§ **STATED TASK**
Set the listing down unchanged, minus every embedded image.

[Records from a collection of figures]
====

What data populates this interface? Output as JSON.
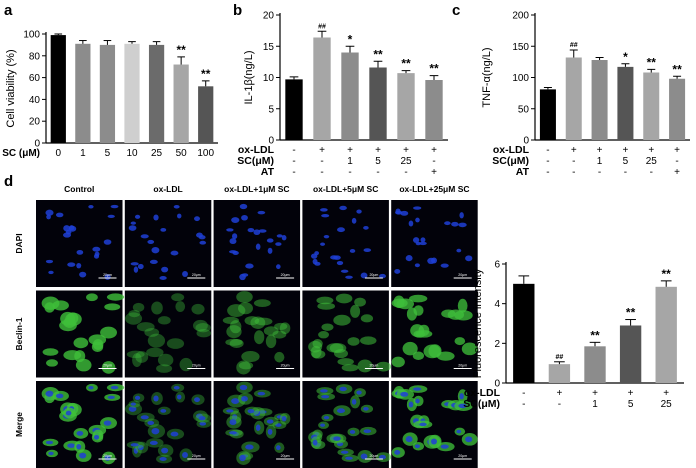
{
  "panel_labels": {
    "a": "a",
    "b": "b",
    "c": "c",
    "d": "d"
  },
  "colors": {
    "black": "#000000",
    "dark_gray": "#555555",
    "mid_gray": "#8c8c8c",
    "light_gray": "#cfcfcf",
    "gray": "#a6a6a6",
    "micro_bg": "#02020a",
    "dapi": "#1f3fd6",
    "beclin": "#3fbf3a"
  },
  "chart_data": [
    {
      "id": "a",
      "type": "bar",
      "ylabel": "Cell viability (%)",
      "xlabel_prefix": "SC (μM)",
      "categories": [
        "0",
        "1",
        "5",
        "10",
        "25",
        "50",
        "100"
      ],
      "values": [
        99,
        91,
        90,
        91,
        90,
        72,
        52
      ],
      "errors": [
        1,
        3,
        4,
        2,
        3,
        7,
        5
      ],
      "sig": [
        "",
        "",
        "",
        "",
        "",
        "**",
        "**"
      ],
      "ylim": [
        0,
        100
      ],
      "yticks": [
        "0",
        "20",
        "40",
        "60",
        "80",
        "100"
      ],
      "bar_colors": [
        "#000000",
        "#8c8c8c",
        "#8c8c8c",
        "#cfcfcf",
        "#6b6b6b",
        "#a6a6a6",
        "#555555"
      ]
    },
    {
      "id": "b",
      "type": "bar",
      "ylabel": "IL-1β(ng/L)",
      "values": [
        9.7,
        16.4,
        14.0,
        11.6,
        10.7,
        9.6
      ],
      "errors": [
        0.4,
        1.0,
        1.0,
        1.0,
        0.4,
        0.7
      ],
      "sig": [
        "",
        "##",
        "*",
        "**",
        "**",
        "**"
      ],
      "ylim": [
        0,
        20
      ],
      "yticks": [
        "0",
        "5",
        "10",
        "15",
        "20"
      ],
      "rows": [
        {
          "label": "ox-LDL",
          "marks": [
            "-",
            "+",
            "+",
            "+",
            "+",
            "+"
          ]
        },
        {
          "label": "SC(μM)",
          "marks": [
            "-",
            "-",
            "1",
            "5",
            "25",
            "-"
          ]
        },
        {
          "label": "AT",
          "marks": [
            "-",
            "-",
            "-",
            "-",
            "-",
            "+"
          ]
        }
      ],
      "bar_colors": [
        "#000000",
        "#a6a6a6",
        "#8c8c8c",
        "#555555",
        "#a6a6a6",
        "#8c8c8c"
      ]
    },
    {
      "id": "c",
      "type": "bar",
      "ylabel": "TNF-α(ng/L)",
      "values": [
        81,
        132,
        128,
        117,
        108,
        98
      ],
      "errors": [
        3,
        12,
        4,
        5,
        5,
        4
      ],
      "sig": [
        "",
        "##",
        "",
        "*",
        "**",
        "**"
      ],
      "ylim": [
        0,
        200
      ],
      "yticks": [
        "0",
        "50",
        "100",
        "150",
        "200"
      ],
      "rows": [
        {
          "label": "ox-LDL",
          "marks": [
            "-",
            "+",
            "+",
            "+",
            "+",
            "+"
          ]
        },
        {
          "label": "SC(μM)",
          "marks": [
            "-",
            "-",
            "1",
            "5",
            "25",
            "-"
          ]
        },
        {
          "label": "AT",
          "marks": [
            "-",
            "-",
            "-",
            "-",
            "-",
            "+"
          ]
        }
      ],
      "bar_colors": [
        "#000000",
        "#a6a6a6",
        "#8c8c8c",
        "#555555",
        "#a6a6a6",
        "#8c8c8c"
      ]
    },
    {
      "id": "d",
      "type": "bar",
      "ylabel": "Fluorescence intensity",
      "values": [
        5.0,
        0.95,
        1.85,
        2.9,
        4.85
      ],
      "errors": [
        0.4,
        0.12,
        0.2,
        0.3,
        0.3
      ],
      "sig": [
        "",
        "##",
        "**",
        "**",
        "**"
      ],
      "ylim": [
        0,
        6
      ],
      "yticks": [
        "0",
        "2",
        "4",
        "6"
      ],
      "rows": [
        {
          "label": "ox-LDL",
          "marks": [
            "-",
            "+",
            "+",
            "+",
            "+"
          ]
        },
        {
          "label": "SC(μM)",
          "marks": [
            "-",
            "-",
            "1",
            "5",
            "25"
          ]
        }
      ],
      "bar_colors": [
        "#000000",
        "#a6a6a6",
        "#8c8c8c",
        "#555555",
        "#a6a6a6"
      ]
    }
  ],
  "micrographs": {
    "columns": [
      "Control",
      "ox-LDL",
      "ox-LDL+1μM SC",
      "ox-LDL+5μM SC",
      "ox-LDL+25μM SC"
    ],
    "rows": [
      "DAPI",
      "Beclin-1",
      "Merge"
    ],
    "scale_label": "20μm",
    "beclin_intensity": [
      1.0,
      0.25,
      0.4,
      0.55,
      0.95
    ]
  }
}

====

§ **TASK RESPONSE**
What data populates this interface? Output as JSON.
{
  "panel_labels": {
    "a": "a",
    "b": "b",
    "c": "c",
    "d": "d"
  },
  "colors": {
    "black": "#000000",
    "dark_gray": "#555555",
    "mid_gray": "#8c8c8c",
    "light_gray": "#cfcfcf",
    "gray": "#a6a6a6",
    "micro_bg": "#02020a",
    "dapi": "#1f3fd6",
    "beclin": "#3fbf3a"
  },
  "chart_data": [
    {
      "id": "a",
      "type": "bar",
      "ylabel": "Cell viability (%)",
      "xlabel_prefix": "SC (μM)",
      "categories": [
        "0",
        "1",
        "5",
        "10",
        "25",
        "50",
        "100"
      ],
      "values": [
        99,
        91,
        90,
        91,
        90,
        72,
        52
      ],
      "errors": [
        1,
        3,
        4,
        2,
        3,
        7,
        5
      ],
      "sig": [
        "",
        "",
        "",
        "",
        "",
        "**",
        "**"
      ],
      "ylim": [
        0,
        100
      ],
      "yticks": [
        "0",
        "20",
        "40",
        "60",
        "80",
        "100"
      ],
      "bar_colors": [
        "#000000",
        "#8c8c8c",
        "#8c8c8c",
        "#cfcfcf",
        "#6b6b6b",
        "#a6a6a6",
        "#555555"
      ]
    },
    {
      "id": "b",
      "type": "bar",
      "ylabel": "IL-1β(ng/L)",
      "values": [
        9.7,
        16.4,
        14.0,
        11.6,
        10.7,
        9.6
      ],
      "errors": [
        0.4,
        1.0,
        1.0,
        1.0,
        0.4,
        0.7
      ],
      "sig": [
        "",
        "##",
        "*",
        "**",
        "**",
        "**"
      ],
      "ylim": [
        0,
        20
      ],
      "yticks": [
        "0",
        "5",
        "10",
        "15",
        "20"
      ],
      "rows": [
        {
          "label": "ox-LDL",
          "marks": [
            "-",
            "+",
            "+",
            "+",
            "+",
            "+"
          ]
        },
        {
          "label": "SC(μM)",
          "marks": [
            "-",
            "-",
            "1",
            "5",
            "25",
            "-"
          ]
        },
        {
          "label": "AT",
          "marks": [
            "-",
            "-",
            "-",
            "-",
            "-",
            "+"
          ]
        }
      ],
      "bar_colors": [
        "#000000",
        "#a6a6a6",
        "#8c8c8c",
        "#555555",
        "#a6a6a6",
        "#8c8c8c"
      ]
    },
    {
      "id": "c",
      "type": "bar",
      "ylabel": "TNF-α(ng/L)",
      "values": [
        81,
        132,
        128,
        117,
        108,
        98
      ],
      "errors": [
        3,
        12,
        4,
        5,
        5,
        4
      ],
      "sig": [
        "",
        "##",
        "",
        "*",
        "**",
        "**"
      ],
      "ylim": [
        0,
        200
      ],
      "yticks": [
        "0",
        "50",
        "100",
        "150",
        "200"
      ],
      "rows": [
        {
          "label": "ox-LDL",
          "marks": [
            "-",
            "+",
            "+",
            "+",
            "+",
            "+"
          ]
        },
        {
          "label": "SC(μM)",
          "marks": [
            "-",
            "-",
            "1",
            "5",
            "25",
            "-"
          ]
        },
        {
          "label": "AT",
          "marks": [
            "-",
            "-",
            "-",
            "-",
            "-",
            "+"
          ]
        }
      ],
      "bar_colors": [
        "#000000",
        "#a6a6a6",
        "#8c8c8c",
        "#555555",
        "#a6a6a6",
        "#8c8c8c"
      ]
    },
    {
      "id": "d",
      "type": "bar",
      "ylabel": "Fluorescence intensity",
      "values": [
        5.0,
        0.95,
        1.85,
        2.9,
        4.85
      ],
      "errors": [
        0.4,
        0.12,
        0.2,
        0.3,
        0.3
      ],
      "sig": [
        "",
        "##",
        "**",
        "**",
        "**"
      ],
      "ylim": [
        0,
        6
      ],
      "yticks": [
        "0",
        "2",
        "4",
        "6"
      ],
      "rows": [
        {
          "label": "ox-LDL",
          "marks": [
            "-",
            "+",
            "+",
            "+",
            "+"
          ]
        },
        {
          "label": "SC(μM)",
          "marks": [
            "-",
            "-",
            "1",
            "5",
            "25"
          ]
        }
      ],
      "bar_colors": [
        "#000000",
        "#a6a6a6",
        "#8c8c8c",
        "#555555",
        "#a6a6a6"
      ]
    }
  ],
  "micrographs": {
    "columns": [
      "Control",
      "ox-LDL",
      "ox-LDL+1μM SC",
      "ox-LDL+5μM SC",
      "ox-LDL+25μM SC"
    ],
    "rows": [
      "DAPI",
      "Beclin-1",
      "Merge"
    ],
    "scale_label": "20μm",
    "beclin_intensity": [
      1.0,
      0.25,
      0.4,
      0.55,
      0.95
    ]
  }
}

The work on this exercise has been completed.